# [CONSIGNA DEL EJERCICIO]
Por favor, escribe la continuación del artículo sobre la película '12 hombres sin piedad' a partir de su último párrafo.

# [FRAGMENTO SELECCIONADO]
______________________________
La perversión de la pena de muerte: el sonambulismo judicial de Lumet en '12 hombres sin piedad'
El cineasta expuso las consecuencias de la mala praxis del sistema judicial estadounidense en una obra asfixiante que condena la pena capital.
29 abril, 2022 03:1312 hombres enlatados en una asfixiante habitación. Deben debatir sobre si un joven acusado de asesinato es o no culpable. 11 de ellos lo tienen claro: se dejan llevar por las pulsiones, la opinión de los demás, los prejuicios. El duodécimo integrante, un comedido y cabal Henry Fonda, desconoce si el reo es inocente, pero desde luego no tiene claro que sea culpable.
Así que siembra la semilla de la duda, que poco a poco germina en la conciencia del resto. El jurado número 12 –no en vano siempre vestido de blanco, como un ángel guardián– utiliza la argumentación y la lógica, no la retórica populista, para convencer a sus compañeros. Lo que al principio era una evidencia absoluta se transforma en una duda razonable. Con esta sencilla historia, Sidney Lumet firmaba su obra maestra: 12 hombres sin piedad.
La película no contaba con los recursos que a Lumet le hubiera gustado. De hecho, tenía tan poco presupuesto que Henry Fonda, al ver los trampantojos de las ventanas, se echó a reír por lo cutres que le parecieron y animó al director a ver alguna película de sir Alfred Hitchcock, el maestro de los decorados. Fonda venía de trabajar en Falso Culpable, por lo que el rodaje low cost de 12 hombres sin piedad, del que también fue productor, le generó una justificada desazón. No sabía hasta qué punto la película iba a funcionar.
Al fin y al cabo, se trataba de una obra teatral protagonizada por doce personajes (todos hombres) encerrados en una habitación. En manos de otro director, el resultado habría sido un soporífero plomazo.
Pero Lumet propone una narrativa que, a pesar de su clasicismo, utiliza un lenguaje audiovisual ingenioso e inmersivo que consigue convertir el tedio en asfixia, el debate sesudo en misterio, y adereza y humaniza el encuentro con momentos de distensión –como una lluvia primaveral o una visita al retrete– que sirven como interludio o respiro al complejo debate dialéctico que el resto del tiempo llevan a cabo los doce jurados.
______________________________
[Registros de elementos y coordenadas]
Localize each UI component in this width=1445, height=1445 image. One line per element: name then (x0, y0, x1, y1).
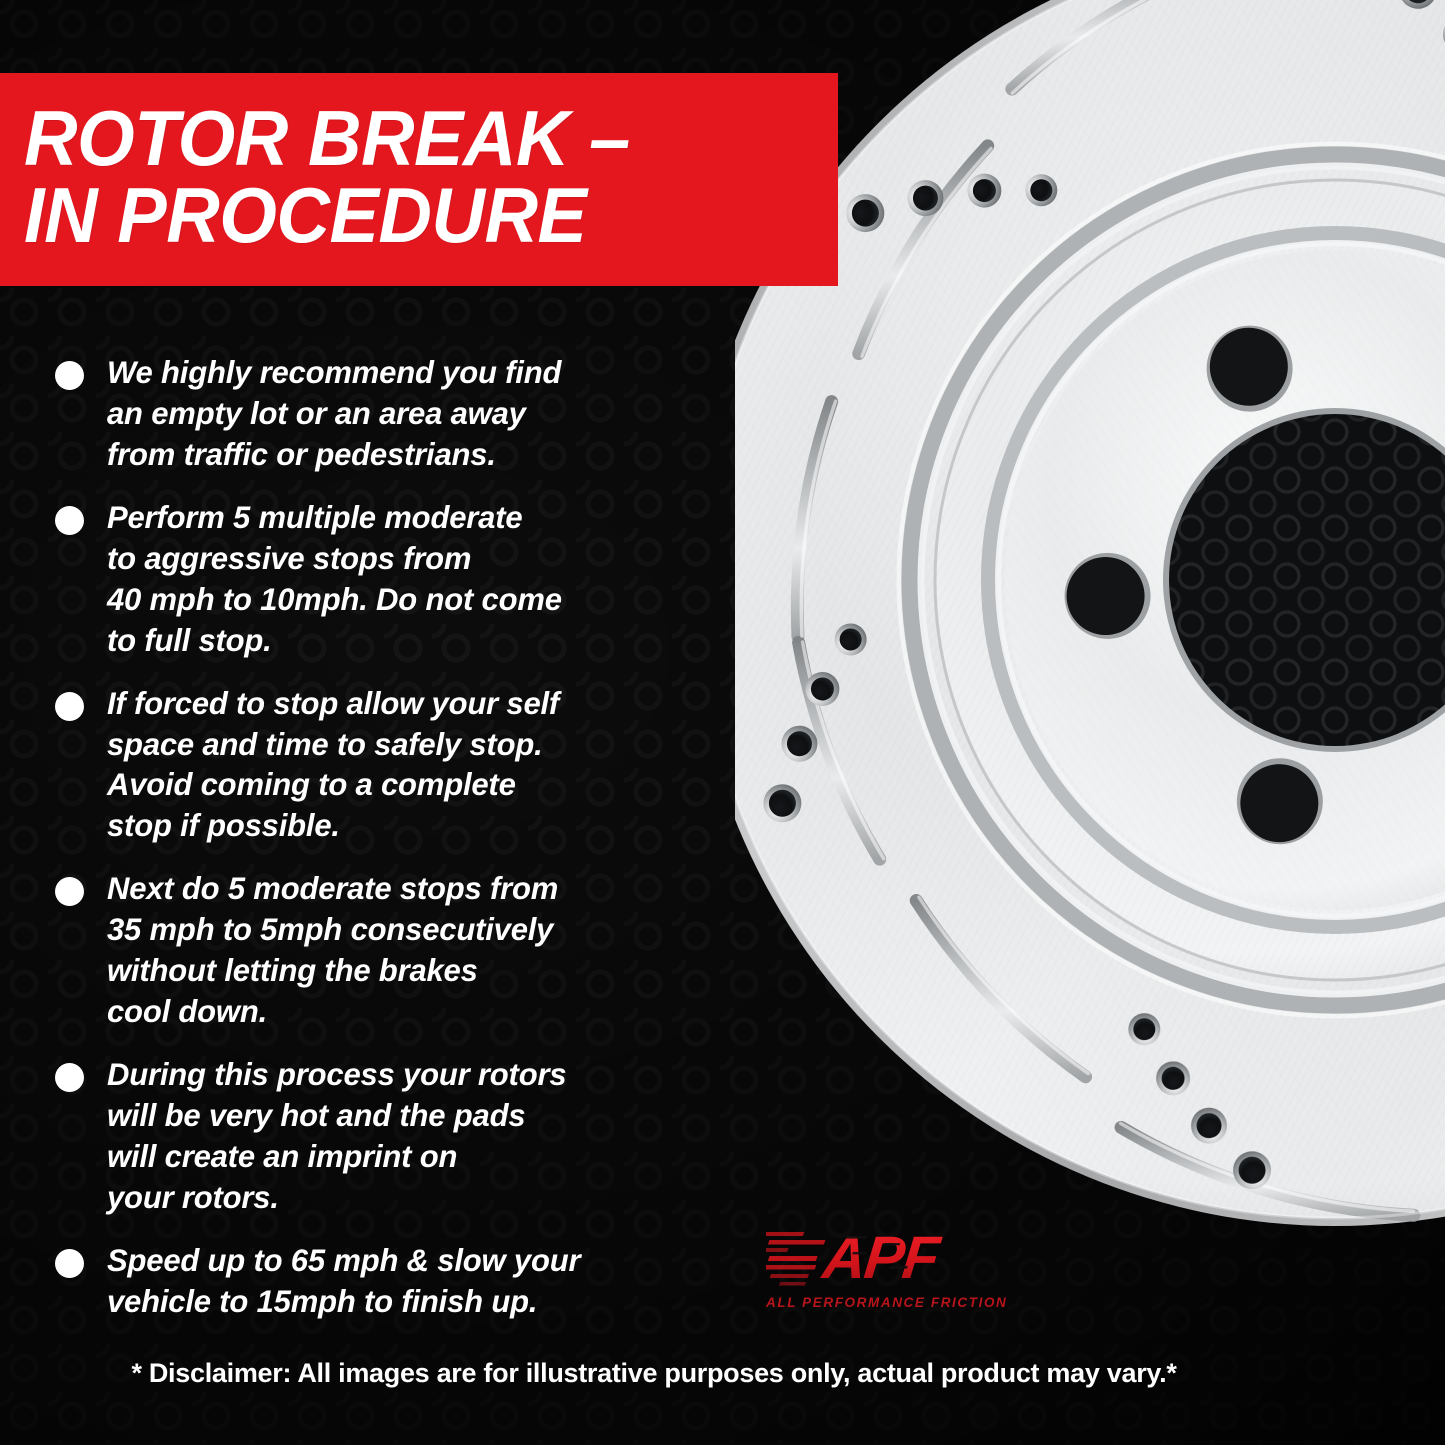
list-item: We highly recommend you find an empty lo… (0, 352, 760, 475)
list-item-label: We highly recommend you find an empty lo… (107, 352, 561, 475)
page-title-line-1: ROTOR BREAK – (24, 100, 797, 176)
page-title-banner: ROTOR BREAK – IN PROCEDURE (0, 73, 838, 286)
apf-tagline: ALL PERFORMANCE FRICTION (766, 1295, 986, 1310)
bullet-dot-icon (55, 506, 84, 535)
procedure-steps-list: We highly recommend you find an empty lo… (0, 352, 760, 1344)
list-item: Speed up to 65 mph & slow your vehicle t… (0, 1240, 760, 1322)
bullet-dot-icon (55, 1249, 84, 1278)
rotor-break-in-infographic: ROTOR BREAK – IN PROCEDURE We highly rec… (0, 0, 1445, 1445)
page-title-line-2: IN PROCEDURE (24, 177, 797, 253)
svg-text:APF: APF (818, 1224, 945, 1291)
apf-wordmark-icon: APF (766, 1222, 986, 1294)
brake-rotor-image (735, 0, 1445, 1280)
list-item-label: If forced to stop allow your self space … (107, 683, 559, 847)
list-item-label: Speed up to 65 mph & slow your vehicle t… (107, 1240, 580, 1322)
list-item: During this process your rotors will be … (0, 1054, 760, 1218)
list-item: If forced to stop allow your self space … (0, 683, 760, 847)
list-item: Next do 5 moderate stops from 35 mph to … (0, 868, 760, 1032)
bullet-dot-icon (55, 1063, 84, 1092)
list-item-label: Perform 5 multiple moderate to aggressiv… (107, 497, 562, 661)
bullet-dot-icon (55, 361, 84, 390)
disclaimer-text: * Disclaimer: All images are for illustr… (0, 1358, 1308, 1389)
bullet-dot-icon (55, 877, 84, 906)
list-item-label: During this process your rotors will be … (107, 1054, 566, 1218)
list-item: Perform 5 multiple moderate to aggressiv… (0, 497, 760, 661)
bullet-dot-icon (55, 692, 84, 721)
apf-logo: APF ALL PERFORMANCE FRICTION (766, 1222, 986, 1322)
list-item-label: Next do 5 moderate stops from 35 mph to … (107, 868, 558, 1032)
______________________________
# [RESPUESTA A LA CONSIGNA]
Un ejemplo para comprender la habilidad narrativa de Lumet: al comienzo de la película los planos están rodados con lentes angulares. El espacio se siente abierto, panorámico, más grande de lo que realmente es. Los personajes están más separados. La interpretación de los actores es sosegada.
Conforme evoluciona el debate de la mesa, las distancias se acortan y las camisas de los hombres se llenan de sudor; también comienzan a perderse el respeto y hasta el juicio. Lumet deja atrás los angulares. La película acaba rodada con teleobjetivos, lo que da lugar a planos muy cortos con muy poca profundidad de campo en los que los rostros se agigantan y ocupan la pantalla entera, como las aterradoras máscaras de La mujer de la arena.
Ese juego de aproximación a través de la planificación sumerge al espectador en una tensión creciente que culmina en un apoteósico estallido de violencia verbal que pone al descubierto la podredumbre moral de algunos jurados, abiertamente racistas. ¿Qué importa si el acusado es o no inocente? Al fin y al cabo, es extranjero, así que algo acabará haciendo. Mejor prevenir que curar, ¿no?
Otros directamente utilizan el sistema judicial y su poder como jurados para rendir cuentas con sus propios traumas, como hace el personaje de Lee J. Cobb, en la que es una de las mejores interpretaciones de toda su carrera.
Con 12 hombres sin piedad Lumet firma una obra maestra que es a la vez un riguroso retrato del sonambulismo judicial y una despiadada crítica contra la pena de muerte, que no sólo la cataloga de inmoral sino de peligrosa, ya que las decisiones de culpar o no a un presunto criminal pasan por las manos del hombre, y este yerra más que acierta.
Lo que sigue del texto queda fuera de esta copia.